• [引用文本]:
____________
使用Bert向量化容器

[1]:
from EduNLP.I2V import Bert, get_pretrained_i2v


# 设置你的数据路径和输出路径
# BASE_DIR = "/your/own/base/path"
BASE_DIR = "../../"

data_dir = f"{BASE_DIR}/static/test_data/OpenLUNA"
output_dir = f"{BASE_DIR}/examples/test_model/data/data/bert"
d:\MySoftwares\Anaconda\envs\data\lib\site-packages\gensim\similarities\__init__.py:15: UserWarning: The gensim.similarities.levenshtein submodule is disabled, because the optional Levenshtein package <https://pypi.org/project/python-Levenshtein/> is unavailable. Install Levenhstein (e.g. `pip install python-Levenshtein`) to suppress this warning.
  warnings.warn(msg)

使用I2V加载本地模型

[2]:
tokenizer_kwargs = {"tokenizer_config_dir": output_dir}
i2v = Bert('bert', 'bert', output_dir, tokenizer_kwargs=tokenizer_kwargs)
Some weights of the model checkpoint at ../..//examples/test_model/data/data/bert were not used when initializing BertModel: ['cls.predictions.transform.dense.bias', 'cls.predictions.transform.LayerNorm.weight', 'cls.predictions.transform.dense.weight', 'cls.predictions.bias', 'cls.predictions.transform.LayerNorm.bias', 'cls.predictions.decoder.weight', 'cls.predictions.decoder.bias']
- This IS expected if you are initializing BertModel from the checkpoint of a model trained on another task or with another architecture (e.g. initializing a BertForSequenceClassification model from a BertForPreTraining model).
- This IS NOT expected if you are initializing BertModel from the checkpoint of a model that you expect to be exactly identical (initializing a BertForSequenceClassification model from a BertForSequenceClassification model).
Some weights of BertModel were not initialized from the model checkpoint at ../..//examples/test_model/data/data/bert and are newly initialized: ['bert.pooler.dense.bias', 'bert.pooler.dense.weight']
You should probably TRAIN this model on a down-stream task to be able to use it for predictions and inference.
[3]:
item = [
        {'stem': '如图$\\FigureID{088f15ea-8b7c-11eb-897e-b46bfc50aa29}$, \
        若$x,y$满足约束条件$\\SIFSep$,则$z=x+7 y$的最大值为$\\SIFBlank$'},
        {'stem': '已知圆$x^{2}+y^{2}-6 x=0$,过点(1,2)的直线被该圆所截得的弦的长度的最小值为'}
]
# 可以对单个题目进行表征
i_vec, t_vec = i2v(item[0]['stem'])
print(i_vec.shape) # == torch.Size([x, x])
print(t_vec.shape) # == torch.Size([x, x, x])
____________
• [数据条目]:
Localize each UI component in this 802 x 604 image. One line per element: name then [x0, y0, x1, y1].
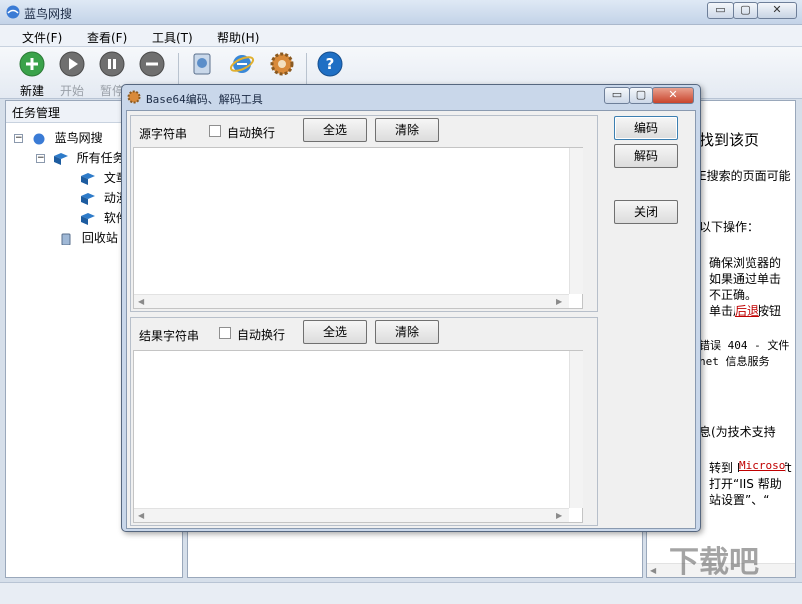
- start-button[interactable]: 开始: [52, 51, 92, 98]
- dialog-minimize-button[interactable]: ▭: [604, 87, 630, 104]
- collapse-icon[interactable]: −: [36, 154, 45, 163]
- close-dialog-button[interactable]: 关闭: [614, 200, 678, 224]
- menu-file[interactable]: 文件(F): [22, 29, 62, 46]
- new-button[interactable]: 新建: [12, 51, 52, 98]
- minus-icon: [139, 51, 165, 77]
- page-text: 以下操作：: [699, 220, 760, 234]
- menu-view[interactable]: 查看(F): [87, 29, 127, 46]
- scroll-left-icon[interactable]: ◀: [138, 511, 144, 520]
- tree-item-recycle[interactable]: 回收站: [58, 229, 118, 247]
- result-group: 结果字符串 自动换行 全选 清除 ◀ ▶: [130, 317, 598, 526]
- result-textarea[interactable]: [133, 350, 583, 523]
- page-text: 息(为技术支持: [699, 425, 776, 439]
- result-vertical-scrollbar[interactable]: [569, 351, 583, 508]
- source-horizontal-scrollbar[interactable]: ◀ ▶: [134, 294, 569, 308]
- page-text: net 信息服务: [699, 355, 770, 368]
- source-label: 源字符串: [139, 127, 188, 141]
- result-autowrap-checkbox[interactable]: [219, 327, 231, 339]
- base64-dialog: Base64编码、解码工具 ▭ ▢ ✕ 源字符串 自动换行 全选 清除 ◀ ▶ …: [121, 84, 701, 532]
- browser-icon: [229, 55, 255, 73]
- menu-tools[interactable]: 工具(T): [152, 29, 193, 46]
- close-button[interactable]: ✕: [757, 2, 797, 19]
- source-vertical-scrollbar[interactable]: [569, 148, 583, 294]
- source-clear-button[interactable]: 清除: [375, 118, 439, 142]
- start-label: 开始: [59, 84, 84, 98]
- encode-button[interactable]: 编码: [614, 116, 678, 140]
- folder-icon: [81, 212, 95, 225]
- document-icon: [193, 53, 211, 75]
- decode-button[interactable]: 解码: [614, 144, 678, 168]
- minimize-button[interactable]: ▭: [707, 2, 734, 19]
- maximize-button[interactable]: ▢: [733, 2, 758, 19]
- dialog-titlebar: Base64编码、解码工具 ▭ ▢ ✕: [122, 85, 700, 109]
- page-text: 不正确。: [709, 288, 758, 302]
- svg-text:?: ?: [326, 55, 335, 73]
- back-link[interactable]: 后退: [735, 302, 760, 319]
- result-select-all-button[interactable]: 全选: [303, 320, 367, 344]
- page-heading: 找到该页: [699, 131, 760, 149]
- status-bar: [0, 582, 802, 604]
- globe-icon: [33, 133, 45, 144]
- dialog-body: 源字符串 自动换行 全选 清除 ◀ ▶ 结果字符串 自动换行 全选 清除 ◀ ▶: [126, 110, 696, 529]
- tree-item-all-tasks[interactable]: − 所有任务: [36, 149, 125, 167]
- result-label: 结果字符串: [139, 329, 200, 343]
- microsoft-link[interactable]: Microso: [739, 459, 786, 472]
- menubar: 文件(F) 查看(F) 工具(T) 帮助(H): [0, 25, 802, 47]
- page-text: 打开“IIS 帮助: [709, 477, 782, 491]
- play-icon: [59, 51, 85, 77]
- source-group: 源字符串 自动换行 全选 清除 ◀ ▶: [130, 115, 598, 312]
- folder-icon: [81, 172, 95, 185]
- page-text: 站设置”、“: [709, 493, 770, 507]
- scroll-left-icon[interactable]: ◀: [138, 297, 144, 306]
- result-autowrap-label: 自动换行: [237, 328, 286, 342]
- scroll-right-icon[interactable]: ▶: [556, 511, 562, 520]
- source-select-all-button[interactable]: 全选: [303, 118, 367, 142]
- window-title: 蓝鸟网搜: [24, 7, 73, 21]
- scroll-right-icon[interactable]: ▶: [556, 297, 562, 306]
- page-text: E搜索的页面可能: [699, 169, 791, 183]
- dialog-maximize-button[interactable]: ▢: [629, 87, 653, 104]
- new-label: 新建: [19, 84, 44, 98]
- page-text: 确保浏览器的: [709, 256, 782, 270]
- dialog-close-button[interactable]: ✕: [652, 87, 694, 104]
- pause-icon: [99, 51, 125, 77]
- plus-icon: [19, 51, 45, 77]
- recycle-bin-icon: [61, 233, 71, 245]
- help-icon: ?: [317, 51, 343, 77]
- folder-icon: [53, 152, 68, 165]
- collapse-icon[interactable]: −: [14, 134, 23, 143]
- result-horizontal-scrollbar[interactable]: ◀ ▶: [134, 508, 569, 522]
- page-text: 如果通过单击: [709, 272, 782, 286]
- dialog-title: Base64编码、解码工具: [146, 93, 263, 106]
- result-clear-button[interactable]: 清除: [375, 320, 439, 344]
- folder-icon: [81, 192, 95, 205]
- page-text: 错误 404 - 文件: [699, 339, 790, 352]
- watermark: 下载吧: [669, 545, 759, 578]
- source-autowrap-label: 自动换行: [227, 126, 276, 140]
- tree-item-root[interactable]: − 蓝鸟网搜: [14, 129, 103, 147]
- app-icon: [6, 5, 20, 19]
- source-textarea[interactable]: [133, 147, 583, 309]
- gear-icon: [270, 52, 294, 76]
- source-autowrap-checkbox[interactable]: [209, 125, 221, 137]
- gear-icon: [127, 90, 141, 104]
- menu-help[interactable]: 帮助(H): [217, 29, 259, 46]
- main-titlebar: 蓝鸟网搜 ▭ ▢ ✕: [0, 0, 802, 25]
- scroll-left-icon[interactable]: ◀: [650, 566, 656, 575]
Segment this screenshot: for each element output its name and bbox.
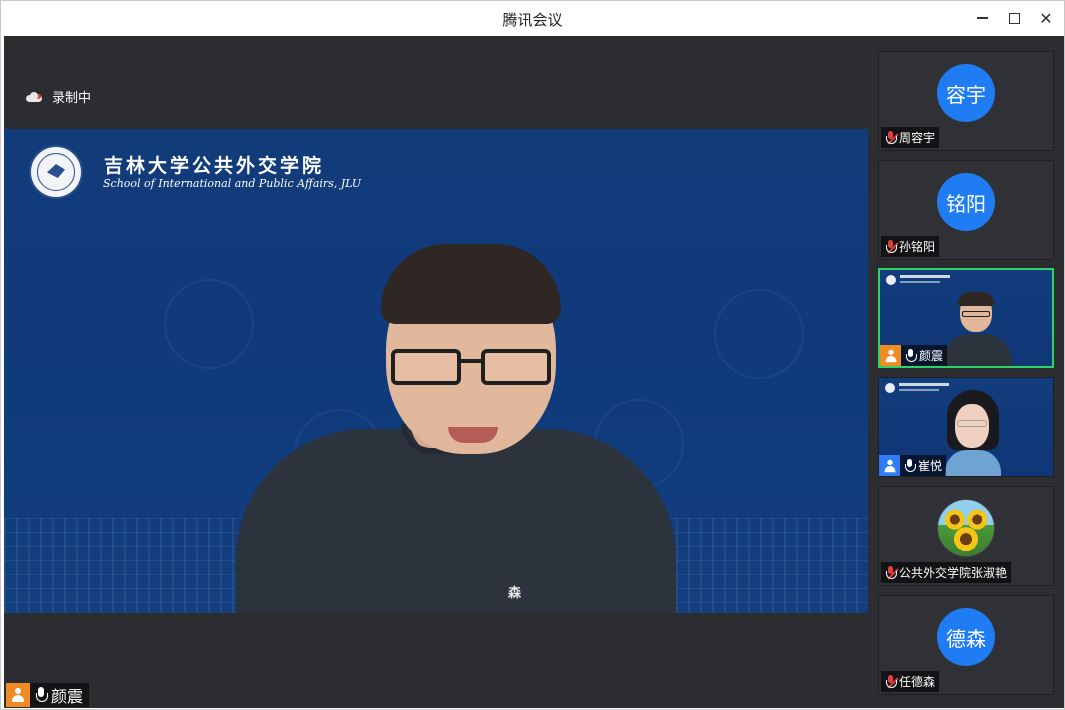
____________
• [任务清单]:
1. 按照引用文本，BertModel 中哪些权重没有从模型检查点初始化，而是被新初始化？
2. 用两句话概括引用文本。
请只根据引用文本作答。

• [最终结果]:
1. 'bert.pooler.dense.bias' 和 'bert.pooler.dense.weight'。

2. 引用文本演示了从 EduNLP.I2V 导入 Bert，并用 I2V 从本地输出路径加载模型；加载时提示检查点中部分权重未被使用，池化层权重为新初始化。随后它定义了两道数学题，对第一道题的题干进行表征，并打印 i_vec 和 t_vec 的形状。